* _JOB_: Copy every line of the listing that holds the string "must".

=== EXERCISE INPUTS ===

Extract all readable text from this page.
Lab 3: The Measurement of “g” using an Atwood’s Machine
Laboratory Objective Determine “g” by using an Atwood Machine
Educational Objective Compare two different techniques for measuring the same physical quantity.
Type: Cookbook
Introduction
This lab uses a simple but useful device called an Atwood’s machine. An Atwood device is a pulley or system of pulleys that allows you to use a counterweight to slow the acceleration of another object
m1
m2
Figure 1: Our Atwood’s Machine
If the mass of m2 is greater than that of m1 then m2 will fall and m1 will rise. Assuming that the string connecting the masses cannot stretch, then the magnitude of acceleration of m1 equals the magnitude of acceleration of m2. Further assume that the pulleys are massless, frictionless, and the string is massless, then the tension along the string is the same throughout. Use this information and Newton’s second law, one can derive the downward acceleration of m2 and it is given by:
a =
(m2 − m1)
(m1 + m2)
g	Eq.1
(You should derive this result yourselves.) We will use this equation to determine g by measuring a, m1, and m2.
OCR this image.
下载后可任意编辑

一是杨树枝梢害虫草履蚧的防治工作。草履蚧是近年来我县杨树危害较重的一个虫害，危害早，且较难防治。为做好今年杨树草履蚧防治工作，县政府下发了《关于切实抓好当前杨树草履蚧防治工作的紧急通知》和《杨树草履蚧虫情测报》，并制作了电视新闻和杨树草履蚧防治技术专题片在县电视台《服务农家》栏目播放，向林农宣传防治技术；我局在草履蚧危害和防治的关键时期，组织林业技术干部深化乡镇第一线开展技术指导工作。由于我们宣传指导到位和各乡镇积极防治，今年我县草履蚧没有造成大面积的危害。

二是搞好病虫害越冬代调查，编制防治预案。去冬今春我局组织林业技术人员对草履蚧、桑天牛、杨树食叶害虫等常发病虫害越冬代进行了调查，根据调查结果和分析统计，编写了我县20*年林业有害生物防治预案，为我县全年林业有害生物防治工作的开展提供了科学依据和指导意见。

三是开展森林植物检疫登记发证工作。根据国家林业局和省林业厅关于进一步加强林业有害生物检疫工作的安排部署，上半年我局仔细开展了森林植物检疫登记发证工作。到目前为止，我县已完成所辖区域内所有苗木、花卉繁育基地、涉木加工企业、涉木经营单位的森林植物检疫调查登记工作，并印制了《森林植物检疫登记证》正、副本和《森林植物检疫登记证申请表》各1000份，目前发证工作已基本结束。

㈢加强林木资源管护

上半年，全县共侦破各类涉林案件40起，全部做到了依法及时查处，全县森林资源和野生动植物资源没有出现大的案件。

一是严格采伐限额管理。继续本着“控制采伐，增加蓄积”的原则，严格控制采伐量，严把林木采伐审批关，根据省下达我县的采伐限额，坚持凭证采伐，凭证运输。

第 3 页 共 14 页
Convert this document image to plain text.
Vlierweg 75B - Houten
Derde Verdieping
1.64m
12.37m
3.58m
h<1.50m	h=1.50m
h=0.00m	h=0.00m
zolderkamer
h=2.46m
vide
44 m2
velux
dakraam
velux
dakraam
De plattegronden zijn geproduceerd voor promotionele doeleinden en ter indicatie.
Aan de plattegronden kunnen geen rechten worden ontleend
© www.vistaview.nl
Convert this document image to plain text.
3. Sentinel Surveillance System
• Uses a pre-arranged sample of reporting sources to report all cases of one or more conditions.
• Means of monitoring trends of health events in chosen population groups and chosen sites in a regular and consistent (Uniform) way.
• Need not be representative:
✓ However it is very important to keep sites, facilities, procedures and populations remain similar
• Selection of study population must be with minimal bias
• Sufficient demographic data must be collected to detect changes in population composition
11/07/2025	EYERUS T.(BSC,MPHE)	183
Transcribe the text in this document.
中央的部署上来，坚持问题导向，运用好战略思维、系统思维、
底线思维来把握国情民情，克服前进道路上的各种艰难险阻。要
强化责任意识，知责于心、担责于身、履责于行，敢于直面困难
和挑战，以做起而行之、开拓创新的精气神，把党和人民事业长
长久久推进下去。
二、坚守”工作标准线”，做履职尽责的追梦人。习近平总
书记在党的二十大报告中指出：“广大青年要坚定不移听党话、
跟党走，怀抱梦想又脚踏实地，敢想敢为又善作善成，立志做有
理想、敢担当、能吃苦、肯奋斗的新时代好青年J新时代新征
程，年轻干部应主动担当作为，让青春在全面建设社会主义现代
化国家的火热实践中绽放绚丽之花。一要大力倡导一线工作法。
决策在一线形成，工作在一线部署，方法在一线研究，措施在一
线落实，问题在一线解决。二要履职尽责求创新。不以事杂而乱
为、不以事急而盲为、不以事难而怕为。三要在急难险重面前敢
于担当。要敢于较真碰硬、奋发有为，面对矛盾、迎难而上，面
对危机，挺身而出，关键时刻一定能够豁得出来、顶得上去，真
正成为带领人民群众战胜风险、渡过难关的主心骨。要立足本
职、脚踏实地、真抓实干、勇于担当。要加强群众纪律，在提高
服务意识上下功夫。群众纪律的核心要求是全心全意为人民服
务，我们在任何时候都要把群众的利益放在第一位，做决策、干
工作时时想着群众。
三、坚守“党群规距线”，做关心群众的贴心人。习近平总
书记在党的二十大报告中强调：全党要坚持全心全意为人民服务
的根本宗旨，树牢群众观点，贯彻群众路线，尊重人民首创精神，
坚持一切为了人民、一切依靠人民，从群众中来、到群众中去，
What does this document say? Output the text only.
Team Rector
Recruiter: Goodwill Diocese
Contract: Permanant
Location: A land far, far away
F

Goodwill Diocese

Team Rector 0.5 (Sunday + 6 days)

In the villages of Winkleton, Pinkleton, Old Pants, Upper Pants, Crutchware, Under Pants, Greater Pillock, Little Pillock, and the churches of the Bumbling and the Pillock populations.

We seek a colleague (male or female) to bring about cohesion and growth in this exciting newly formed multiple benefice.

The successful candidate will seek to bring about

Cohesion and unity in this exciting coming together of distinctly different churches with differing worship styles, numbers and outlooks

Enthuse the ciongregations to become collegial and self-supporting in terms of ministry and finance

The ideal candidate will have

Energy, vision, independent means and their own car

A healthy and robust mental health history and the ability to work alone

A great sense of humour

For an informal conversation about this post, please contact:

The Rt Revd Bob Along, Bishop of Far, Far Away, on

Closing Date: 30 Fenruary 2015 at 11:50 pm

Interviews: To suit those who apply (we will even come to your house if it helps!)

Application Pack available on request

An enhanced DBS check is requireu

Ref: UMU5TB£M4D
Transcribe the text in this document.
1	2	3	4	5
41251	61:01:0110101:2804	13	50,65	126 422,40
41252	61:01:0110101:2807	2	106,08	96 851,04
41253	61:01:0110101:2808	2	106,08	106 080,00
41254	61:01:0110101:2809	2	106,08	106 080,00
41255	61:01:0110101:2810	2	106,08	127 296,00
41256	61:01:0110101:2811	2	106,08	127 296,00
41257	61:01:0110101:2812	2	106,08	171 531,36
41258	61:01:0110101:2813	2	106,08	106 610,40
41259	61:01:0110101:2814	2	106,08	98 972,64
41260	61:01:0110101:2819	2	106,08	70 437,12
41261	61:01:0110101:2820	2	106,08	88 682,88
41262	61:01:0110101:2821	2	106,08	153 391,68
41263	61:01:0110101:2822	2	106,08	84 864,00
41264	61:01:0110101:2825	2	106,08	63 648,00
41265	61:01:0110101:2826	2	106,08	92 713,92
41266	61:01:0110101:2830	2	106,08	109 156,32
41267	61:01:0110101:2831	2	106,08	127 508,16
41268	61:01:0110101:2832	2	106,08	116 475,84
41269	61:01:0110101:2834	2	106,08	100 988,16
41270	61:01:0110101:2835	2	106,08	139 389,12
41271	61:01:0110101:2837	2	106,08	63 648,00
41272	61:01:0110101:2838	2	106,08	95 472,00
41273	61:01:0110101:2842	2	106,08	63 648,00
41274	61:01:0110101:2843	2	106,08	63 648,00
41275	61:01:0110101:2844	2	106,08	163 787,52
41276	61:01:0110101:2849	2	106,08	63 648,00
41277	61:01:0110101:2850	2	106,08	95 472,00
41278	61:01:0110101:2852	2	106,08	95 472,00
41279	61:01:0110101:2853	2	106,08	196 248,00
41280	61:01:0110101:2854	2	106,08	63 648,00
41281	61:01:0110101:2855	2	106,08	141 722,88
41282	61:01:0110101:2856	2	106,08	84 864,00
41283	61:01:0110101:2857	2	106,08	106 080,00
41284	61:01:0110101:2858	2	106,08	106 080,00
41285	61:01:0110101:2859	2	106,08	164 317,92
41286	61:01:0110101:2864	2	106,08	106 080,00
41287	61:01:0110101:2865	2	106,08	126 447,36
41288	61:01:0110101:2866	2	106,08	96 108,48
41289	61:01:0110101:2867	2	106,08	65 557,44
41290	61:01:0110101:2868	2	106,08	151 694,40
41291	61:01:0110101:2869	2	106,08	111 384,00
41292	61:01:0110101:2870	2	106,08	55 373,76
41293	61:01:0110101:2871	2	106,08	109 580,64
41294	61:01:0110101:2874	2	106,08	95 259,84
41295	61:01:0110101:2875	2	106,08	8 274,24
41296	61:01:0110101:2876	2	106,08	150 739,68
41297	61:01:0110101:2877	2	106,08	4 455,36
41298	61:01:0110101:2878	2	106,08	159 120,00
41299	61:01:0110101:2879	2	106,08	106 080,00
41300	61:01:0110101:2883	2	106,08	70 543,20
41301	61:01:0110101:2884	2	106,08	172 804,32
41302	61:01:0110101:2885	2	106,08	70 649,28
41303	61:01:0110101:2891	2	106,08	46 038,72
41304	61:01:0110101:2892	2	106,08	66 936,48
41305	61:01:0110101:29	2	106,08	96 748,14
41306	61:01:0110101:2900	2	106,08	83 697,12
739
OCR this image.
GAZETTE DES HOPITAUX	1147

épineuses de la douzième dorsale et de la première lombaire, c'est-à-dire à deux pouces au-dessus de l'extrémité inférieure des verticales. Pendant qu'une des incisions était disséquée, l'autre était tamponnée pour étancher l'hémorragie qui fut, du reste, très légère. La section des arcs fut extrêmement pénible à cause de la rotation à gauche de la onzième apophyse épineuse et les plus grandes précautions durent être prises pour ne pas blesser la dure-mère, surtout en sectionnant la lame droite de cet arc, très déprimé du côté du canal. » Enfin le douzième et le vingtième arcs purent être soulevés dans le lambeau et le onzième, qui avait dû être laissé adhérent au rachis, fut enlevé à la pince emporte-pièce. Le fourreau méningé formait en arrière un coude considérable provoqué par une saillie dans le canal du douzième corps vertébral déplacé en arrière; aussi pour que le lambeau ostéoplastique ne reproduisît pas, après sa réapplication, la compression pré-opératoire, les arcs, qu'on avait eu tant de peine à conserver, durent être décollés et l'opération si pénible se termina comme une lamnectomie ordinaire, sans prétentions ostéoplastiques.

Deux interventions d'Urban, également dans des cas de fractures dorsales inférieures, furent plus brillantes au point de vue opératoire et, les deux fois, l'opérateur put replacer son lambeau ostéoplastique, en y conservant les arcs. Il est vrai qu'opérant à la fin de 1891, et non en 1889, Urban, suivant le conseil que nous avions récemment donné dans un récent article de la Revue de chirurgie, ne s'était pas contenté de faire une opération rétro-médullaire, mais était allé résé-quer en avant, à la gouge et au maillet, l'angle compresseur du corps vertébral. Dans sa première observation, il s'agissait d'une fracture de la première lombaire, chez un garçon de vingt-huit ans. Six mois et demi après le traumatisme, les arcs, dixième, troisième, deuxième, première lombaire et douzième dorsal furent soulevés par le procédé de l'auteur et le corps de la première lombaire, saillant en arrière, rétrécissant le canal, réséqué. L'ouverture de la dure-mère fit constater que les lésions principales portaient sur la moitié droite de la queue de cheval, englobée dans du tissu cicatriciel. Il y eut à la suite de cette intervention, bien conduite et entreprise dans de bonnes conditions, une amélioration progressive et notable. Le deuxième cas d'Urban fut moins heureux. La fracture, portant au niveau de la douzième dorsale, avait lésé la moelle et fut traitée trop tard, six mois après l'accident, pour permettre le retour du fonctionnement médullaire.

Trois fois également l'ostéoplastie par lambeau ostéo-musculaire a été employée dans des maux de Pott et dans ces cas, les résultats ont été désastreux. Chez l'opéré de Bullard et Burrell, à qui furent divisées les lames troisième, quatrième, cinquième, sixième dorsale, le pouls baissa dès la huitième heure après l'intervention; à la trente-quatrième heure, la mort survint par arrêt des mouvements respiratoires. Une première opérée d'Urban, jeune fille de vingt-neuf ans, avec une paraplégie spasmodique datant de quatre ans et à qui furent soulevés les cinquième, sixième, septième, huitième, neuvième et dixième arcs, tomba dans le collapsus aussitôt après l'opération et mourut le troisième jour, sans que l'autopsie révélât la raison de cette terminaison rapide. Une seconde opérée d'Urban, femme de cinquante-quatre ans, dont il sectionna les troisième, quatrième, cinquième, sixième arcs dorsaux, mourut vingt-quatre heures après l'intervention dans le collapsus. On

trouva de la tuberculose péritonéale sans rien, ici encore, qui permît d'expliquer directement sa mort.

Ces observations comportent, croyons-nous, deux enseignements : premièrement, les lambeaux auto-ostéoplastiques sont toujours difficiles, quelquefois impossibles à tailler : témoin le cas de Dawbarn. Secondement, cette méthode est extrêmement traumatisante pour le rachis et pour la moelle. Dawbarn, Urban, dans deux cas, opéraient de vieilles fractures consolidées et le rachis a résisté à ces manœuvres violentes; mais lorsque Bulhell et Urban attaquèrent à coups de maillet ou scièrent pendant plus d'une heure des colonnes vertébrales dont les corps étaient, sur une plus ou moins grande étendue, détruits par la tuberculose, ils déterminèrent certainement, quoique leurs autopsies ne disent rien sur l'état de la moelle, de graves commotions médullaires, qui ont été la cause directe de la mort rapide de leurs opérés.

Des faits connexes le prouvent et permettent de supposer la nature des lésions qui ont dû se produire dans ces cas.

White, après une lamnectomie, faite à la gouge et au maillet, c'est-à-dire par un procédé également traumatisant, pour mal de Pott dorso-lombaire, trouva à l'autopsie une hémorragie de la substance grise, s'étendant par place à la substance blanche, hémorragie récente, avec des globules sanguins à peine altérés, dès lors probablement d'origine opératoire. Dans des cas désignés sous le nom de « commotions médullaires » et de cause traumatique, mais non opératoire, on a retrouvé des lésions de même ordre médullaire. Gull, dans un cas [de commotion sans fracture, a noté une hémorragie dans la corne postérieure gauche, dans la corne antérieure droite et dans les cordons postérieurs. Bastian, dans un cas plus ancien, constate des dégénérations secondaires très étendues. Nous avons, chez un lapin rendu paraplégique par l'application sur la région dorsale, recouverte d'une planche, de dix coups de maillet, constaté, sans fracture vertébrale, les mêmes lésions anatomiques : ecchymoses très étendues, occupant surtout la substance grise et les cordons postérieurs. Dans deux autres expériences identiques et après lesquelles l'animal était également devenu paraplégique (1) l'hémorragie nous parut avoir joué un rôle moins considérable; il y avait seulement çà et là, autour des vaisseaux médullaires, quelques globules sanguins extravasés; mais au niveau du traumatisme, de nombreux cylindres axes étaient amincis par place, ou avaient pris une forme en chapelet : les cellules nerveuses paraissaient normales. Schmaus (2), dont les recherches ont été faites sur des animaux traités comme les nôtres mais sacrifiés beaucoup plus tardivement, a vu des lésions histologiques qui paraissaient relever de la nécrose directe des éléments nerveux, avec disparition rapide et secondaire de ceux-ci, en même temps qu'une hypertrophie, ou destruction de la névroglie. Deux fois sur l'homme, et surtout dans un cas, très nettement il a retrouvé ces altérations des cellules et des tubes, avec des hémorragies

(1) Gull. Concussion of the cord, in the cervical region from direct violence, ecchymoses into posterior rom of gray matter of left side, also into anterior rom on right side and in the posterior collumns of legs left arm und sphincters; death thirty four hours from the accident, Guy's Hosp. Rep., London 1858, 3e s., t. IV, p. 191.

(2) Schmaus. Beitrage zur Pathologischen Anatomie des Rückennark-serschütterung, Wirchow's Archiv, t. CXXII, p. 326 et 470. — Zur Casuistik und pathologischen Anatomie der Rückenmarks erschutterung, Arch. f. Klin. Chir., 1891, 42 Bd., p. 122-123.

===

* _ANSWER FOR THIS EXERCISE_:
• Selection of study population must be with minimal bias
• Sufficient demographic data must be collected to detect changes in population composition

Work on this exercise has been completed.